* Start MATERIALS PROVIDED *

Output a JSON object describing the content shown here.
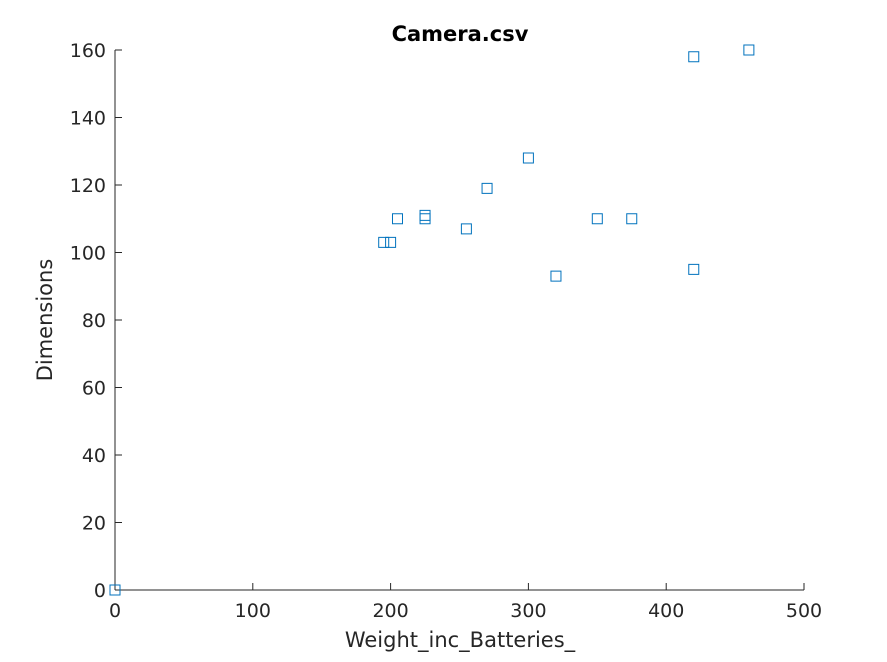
{
  "chart_data": {
    "type": "scatter",
    "title": "Camera.csv",
    "xlabel": "Weight_inc_Batteries_",
    "ylabel": "Dimensions",
    "xlim": [
      0,
      500
    ],
    "ylim": [
      0,
      160
    ],
    "xticks": [
      0,
      100,
      200,
      300,
      400,
      500
    ],
    "yticks": [
      0,
      20,
      40,
      60,
      80,
      100,
      120,
      140,
      160
    ],
    "grid": false,
    "marker": "square",
    "marker_color": "#0072bd",
    "axis_color": "#262626",
    "series": [
      {
        "name": "Camera.csv",
        "points": [
          {
            "x": 0,
            "y": 0
          },
          {
            "x": 195,
            "y": 103
          },
          {
            "x": 200,
            "y": 103
          },
          {
            "x": 205,
            "y": 110
          },
          {
            "x": 225,
            "y": 111
          },
          {
            "x": 225,
            "y": 110
          },
          {
            "x": 255,
            "y": 107
          },
          {
            "x": 270,
            "y": 119
          },
          {
            "x": 300,
            "y": 128
          },
          {
            "x": 320,
            "y": 93
          },
          {
            "x": 350,
            "y": 110
          },
          {
            "x": 375,
            "y": 110
          },
          {
            "x": 420,
            "y": 158
          },
          {
            "x": 420,
            "y": 95
          },
          {
            "x": 460,
            "y": 160
          }
        ]
      }
    ]
  }
}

* End MATERIALS PROVIDED *

TO BE DONE: All of the entries above should be copied exactly, except for the pictures.

FINAL RESULT:
Output a JSON object describing the content shown here.
{
  "chart_data": {
    "type": "scatter",
    "title": "Camera.csv",
    "xlabel": "Weight_inc_Batteries_",
    "ylabel": "Dimensions",
    "xlim": [
      0,
      500
    ],
    "ylim": [
      0,
      160
    ],
    "xticks": [
      0,
      100,
      200,
      300,
      400,
      500
    ],
    "yticks": [
      0,
      20,
      40,
      60,
      80,
      100,
      120,
      140,
      160
    ],
    "grid": false,
    "marker": "square",
    "marker_color": "#0072bd",
    "axis_color": "#262626",
    "series": [
      {
        "name": "Camera.csv",
        "points": [
          {
            "x": 0,
            "y": 0
          },
          {
            "x": 195,
            "y": 103
          },
          {
            "x": 200,
            "y": 103
          },
          {
            "x": 205,
            "y": 110
          },
          {
            "x": 225,
            "y": 111
          },
          {
            "x": 225,
            "y": 110
          },
          {
            "x": 255,
            "y": 107
          },
          {
            "x": 270,
            "y": 119
          },
          {
            "x": 300,
            "y": 128
          },
          {
            "x": 320,
            "y": 93
          },
          {
            "x": 350,
            "y": 110
          },
          {
            "x": 375,
            "y": 110
          },
          {
            "x": 420,
            "y": 158
          },
          {
            "x": 420,
            "y": 95
          },
          {
            "x": 460,
            "y": 160
          }
        ]
      }
    ]
  }
}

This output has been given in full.